*Supplied data*.
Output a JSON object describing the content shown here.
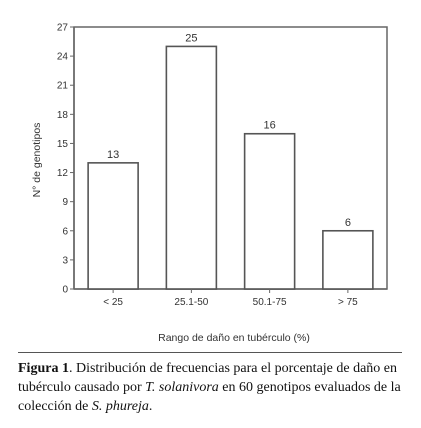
{
  "chart_data": {
    "type": "bar",
    "categories": [
      "< 25",
      "25.1-50",
      "50.1-75",
      "> 75"
    ],
    "values": [
      13,
      25,
      16,
      6
    ],
    "data_labels": [
      "13",
      "25",
      "16",
      "6"
    ],
    "ylabel": "N° de genotipos",
    "xlabel": "Rango de daño en tubérculo (%)",
    "ylim": [
      0,
      27
    ],
    "yticks": [
      0,
      3,
      6,
      9,
      12,
      15,
      18,
      21,
      24,
      27
    ],
    "grid": false,
    "bar_fill": "#ffffff",
    "bar_stroke": "#555555",
    "frame_color": "#666666"
  },
  "caption": {
    "label": "Figura 1",
    "text1": ". Distribución de frecuencias para el porcentaje de daño en tubérculo causado por ",
    "species1": "T. solanivora",
    "text2": " en 60 genotipos evaluados de la colección de ",
    "species2": "S. phureja",
    "text3": "."
  }
}
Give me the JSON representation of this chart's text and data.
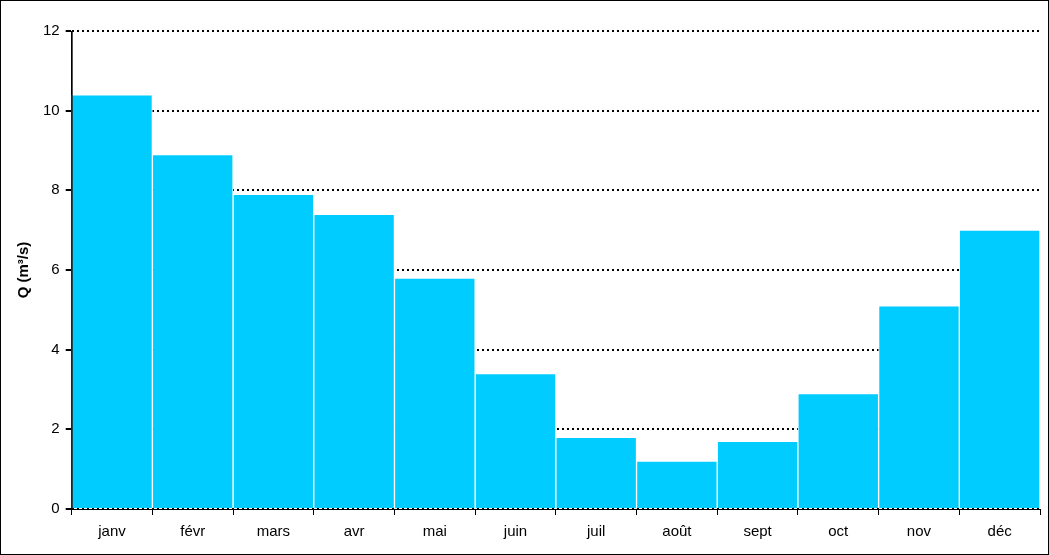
{
  "chart_data": {
    "type": "bar",
    "ylabel": "Q (m³/s)",
    "categories": [
      "janv",
      "févr",
      "mars",
      "avr",
      "mai",
      "juin",
      "juil",
      "août",
      "sept",
      "oct",
      "nov",
      "déc"
    ],
    "values": [
      10.4,
      8.9,
      7.9,
      7.4,
      5.8,
      3.4,
      1.8,
      1.2,
      1.7,
      2.9,
      5.1,
      7.0
    ],
    "color": "#00ccff",
    "ylim": [
      0,
      12
    ],
    "yticks": [
      0,
      2,
      4,
      6,
      8,
      10,
      12
    ],
    "grid": "y",
    "legend": false
  }
}
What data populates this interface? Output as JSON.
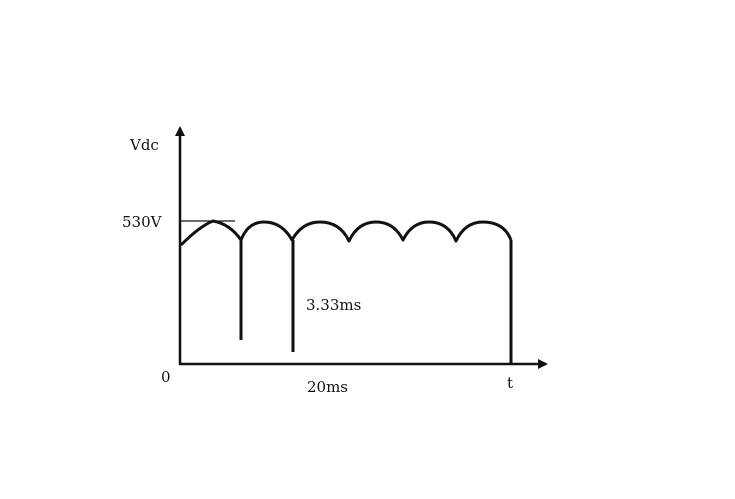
{
  "diagram": {
    "y_axis_label": "Vdc",
    "x_axis_label": "t",
    "origin_label": "0",
    "peak_label": "530V",
    "dip_interval_label": "3.33ms",
    "period_label": "20ms",
    "line_color": "#111111"
  }
}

*Directions for this task*. Reproduce the listing above exactly, excluding all pictures.

*Complete output*.
Output a JSON object describing the content shown here.
{
  "chart_data": {
    "type": "bar",
    "categories": [
      "< 25",
      "25.1-50",
      "50.1-75",
      "> 75"
    ],
    "values": [
      13,
      25,
      16,
      6
    ],
    "data_labels": [
      "13",
      "25",
      "16",
      "6"
    ],
    "ylabel": "N° de genotipos",
    "xlabel": "Rango de daño en tubérculo (%)",
    "ylim": [
      0,
      27
    ],
    "yticks": [
      0,
      3,
      6,
      9,
      12,
      15,
      18,
      21,
      24,
      27
    ],
    "grid": false,
    "bar_fill": "#ffffff",
    "bar_stroke": "#555555",
    "frame_color": "#666666"
  },
  "caption": {
    "label": "Figura 1",
    "text1": ". Distribución de frecuencias para el porcentaje de daño en tubérculo causado por ",
    "species1": "T. solanivora",
    "text2": " en 60 genotipos evaluados de la colección de ",
    "species2": "S. phureja",
    "text3": "."
  }
}
Give me the JSON representation of this chart's text and data.
{
  "chart_data": {
    "type": "bar",
    "ylabel": "Q (m³/s)",
    "categories": [
      "janv",
      "févr",
      "mars",
      "avr",
      "mai",
      "juin",
      "juil",
      "août",
      "sept",
      "oct",
      "nov",
      "déc"
    ],
    "values": [
      10.4,
      8.9,
      7.9,
      7.4,
      5.8,
      3.4,
      1.8,
      1.2,
      1.7,
      2.9,
      5.1,
      7.0
    ],
    "color": "#00ccff",
    "ylim": [
      0,
      12
    ],
    "yticks": [
      0,
      2,
      4,
      6,
      8,
      10,
      12
    ],
    "grid": "y",
    "legend": false
  }
}
What data populates this interface? Output as JSON.
{
  "diagram": {
    "y_axis_label": "Vdc",
    "x_axis_label": "t",
    "origin_label": "0",
    "peak_label": "530V",
    "dip_interval_label": "3.33ms",
    "period_label": "20ms",
    "line_color": "#111111"
  }
}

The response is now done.